BEGIN Supplied data

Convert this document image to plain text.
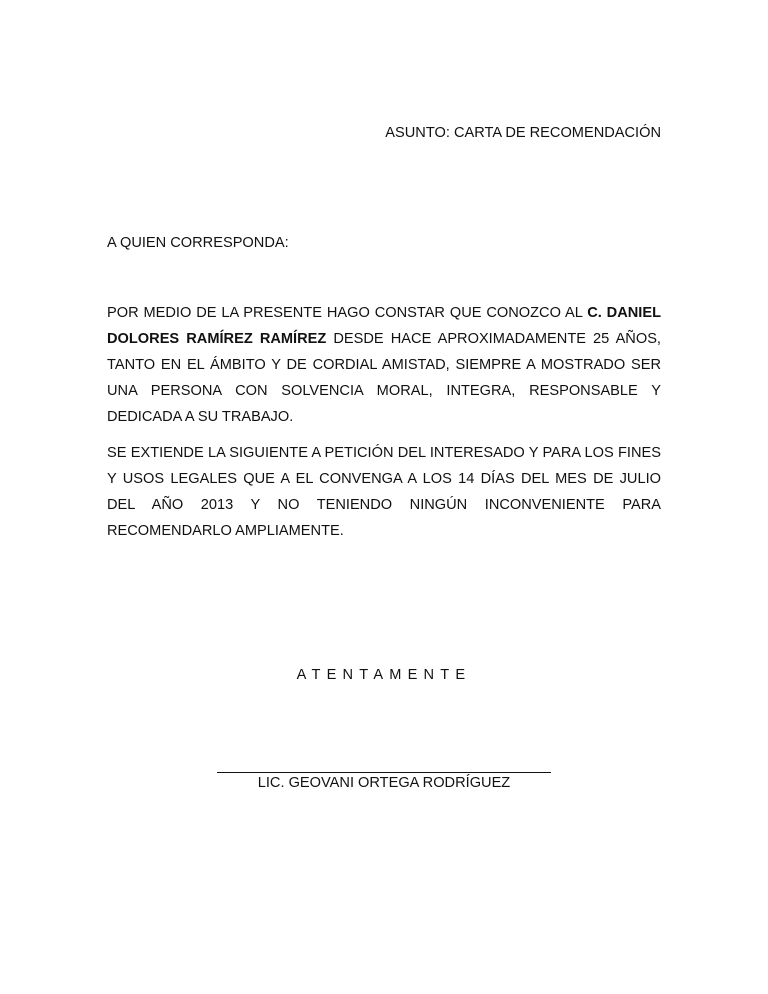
ASUNTO: CARTA DE RECOMENDACIÓN
A QUIEN CORRESPONDA:

POR MEDIO DE LA PRESENTE HAGO CONSTAR QUE CONOZCO AL C. DANIEL DOLORES RAMÍREZ RAMÍREZ DESDE HACE APROXIMADAMENTE 25 AÑOS, TANTO EN EL ÁMBITO Y DE CORDIAL AMISTAD, SIEMPRE A MOSTRADO SER UNA PERSONA CON SOLVENCIA MORAL, INTEGRA, RESPONSABLE Y DEDICADA A SU TRABAJO.

SE EXTIENDE LA SIGUIENTE A PETICIÓN DEL INTERESADO Y PARA LOS FINES Y USOS LEGALES QUE A EL CONVENGA A LOS 14 DÍAS DEL MES DE JULIO DEL AÑO 2013 Y NO TENIENDO NINGÚN INCONVENIENTE PARA RECOMENDARLO AMPLIAMENTE.

ATENTAMENTE
LIC. GEOVANI ORTEGA RODRÍGUEZ
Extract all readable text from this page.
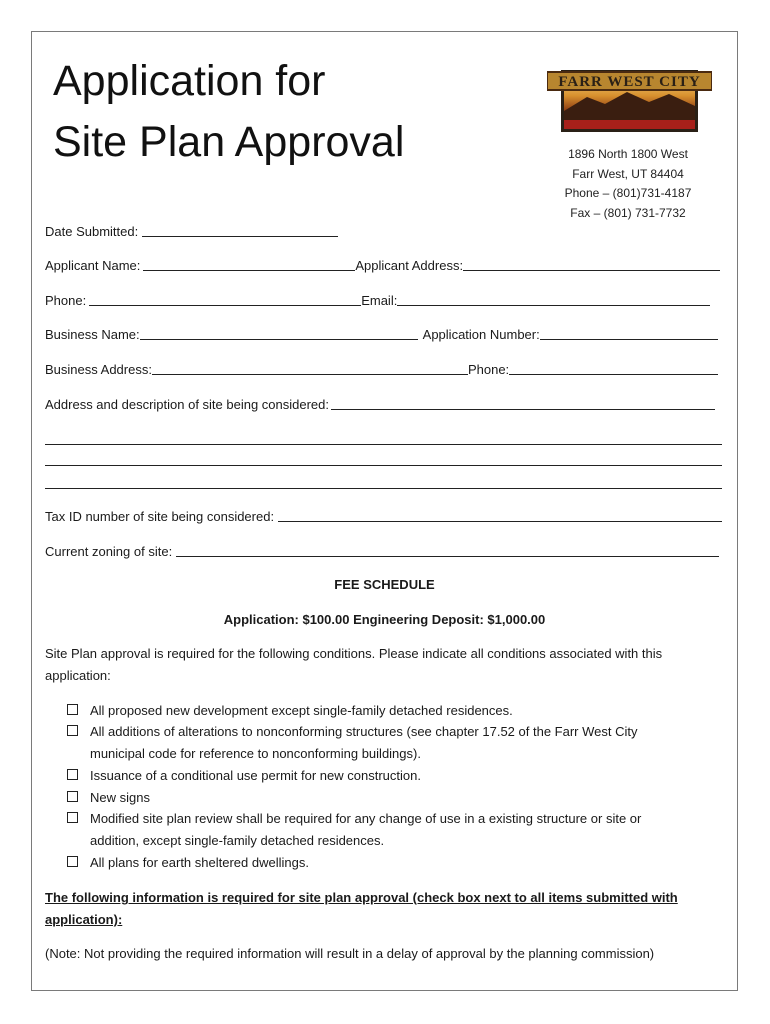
Application for
Site Plan Approval
FARR WEST CITY
1896 North 1800 West
Farr West, UT 84404
Phone – (801)731-4187
Fax – (801) 731-7732
Date Submitted:
Applicant Name:	Applicant Address:
Phone:	Email:
Business Name:	Application Number:
Business Address:	Phone:
Address and description of site being considered:
Tax ID number of site being considered:
Current zoning of site:
FEE SCHEDULE
Application: $100.00 Engineering Deposit: $1,000.00
Site Plan approval is required for the following conditions. Please indicate all conditions associated with this application:
All proposed new development except single-family detached residences.
All additions of alterations to nonconforming structures (see chapter 17.52 of the Farr West City
municipal code for reference to nonconforming buildings).
Issuance of a conditional use permit for new construction.
New signs
Modified site plan review shall be required for any change of use in a existing structure or site or
addition, except single-family detached residences.
All plans for earth sheltered dwellings.
The following information is required for site plan approval (check box next to all items submitted with application):
(Note: Not providing the required information will result in a delay of approval by the planning commission)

END Supplied data

## Short problem
Repeat the listing verbatim. Skip the pictures.

## Task answer
Convert this document image to plain text.
ASUNTO: CARTA DE RECOMENDACIÓN
A QUIEN CORRESPONDA:

POR MEDIO DE LA PRESENTE HAGO CONSTAR QUE CONOZCO AL C. DANIEL DOLORES RAMÍREZ RAMÍREZ DESDE HACE APROXIMADAMENTE 25 AÑOS, TANTO EN EL ÁMBITO Y DE CORDIAL AMISTAD, SIEMPRE A MOSTRADO SER UNA PERSONA CON SOLVENCIA MORAL, INTEGRA, RESPONSABLE Y DEDICADA A SU TRABAJO.

SE EXTIENDE LA SIGUIENTE A PETICIÓN DEL INTERESADO Y PARA LOS FINES Y USOS LEGALES QUE A EL CONVENGA A LOS 14 DÍAS DEL MES DE JULIO DEL AÑO 2013 Y NO TENIENDO NINGÚN INCONVENIENTE PARA RECOMENDARLO AMPLIAMENTE.

ATENTAMENTE
LIC. GEOVANI ORTEGA RODRÍGUEZ
Extract all readable text from this page.
Application for
Site Plan Approval
FARR WEST CITY
1896 North 1800 West
Farr West, UT 84404
Phone – (801)731-4187
Fax – (801) 731-7732
Date Submitted:
Applicant Name:	Applicant Address:
Phone:	Email:
Business Name:	Application Number:
Business Address:	Phone:
Address and description of site being considered:
Tax ID number of site being considered:
Current zoning of site:
FEE SCHEDULE
Application: $100.00 Engineering Deposit: $1,000.00
Site Plan approval is required for the following conditions. Please indicate all conditions associated with this application:
All proposed new development except single-family detached residences.
All additions of alterations to nonconforming structures (see chapter 17.52 of the Farr West City
municipal code for reference to nonconforming buildings).
Issuance of a conditional use permit for new construction.
New signs
Modified site plan review shall be required for any change of use in a existing structure or site or
addition, except single-family detached residences.
All plans for earth sheltered dwellings.
The following information is required for site plan approval (check box next to all items submitted with application):
(Note: Not providing the required information will result in a delay of approval by the planning commission)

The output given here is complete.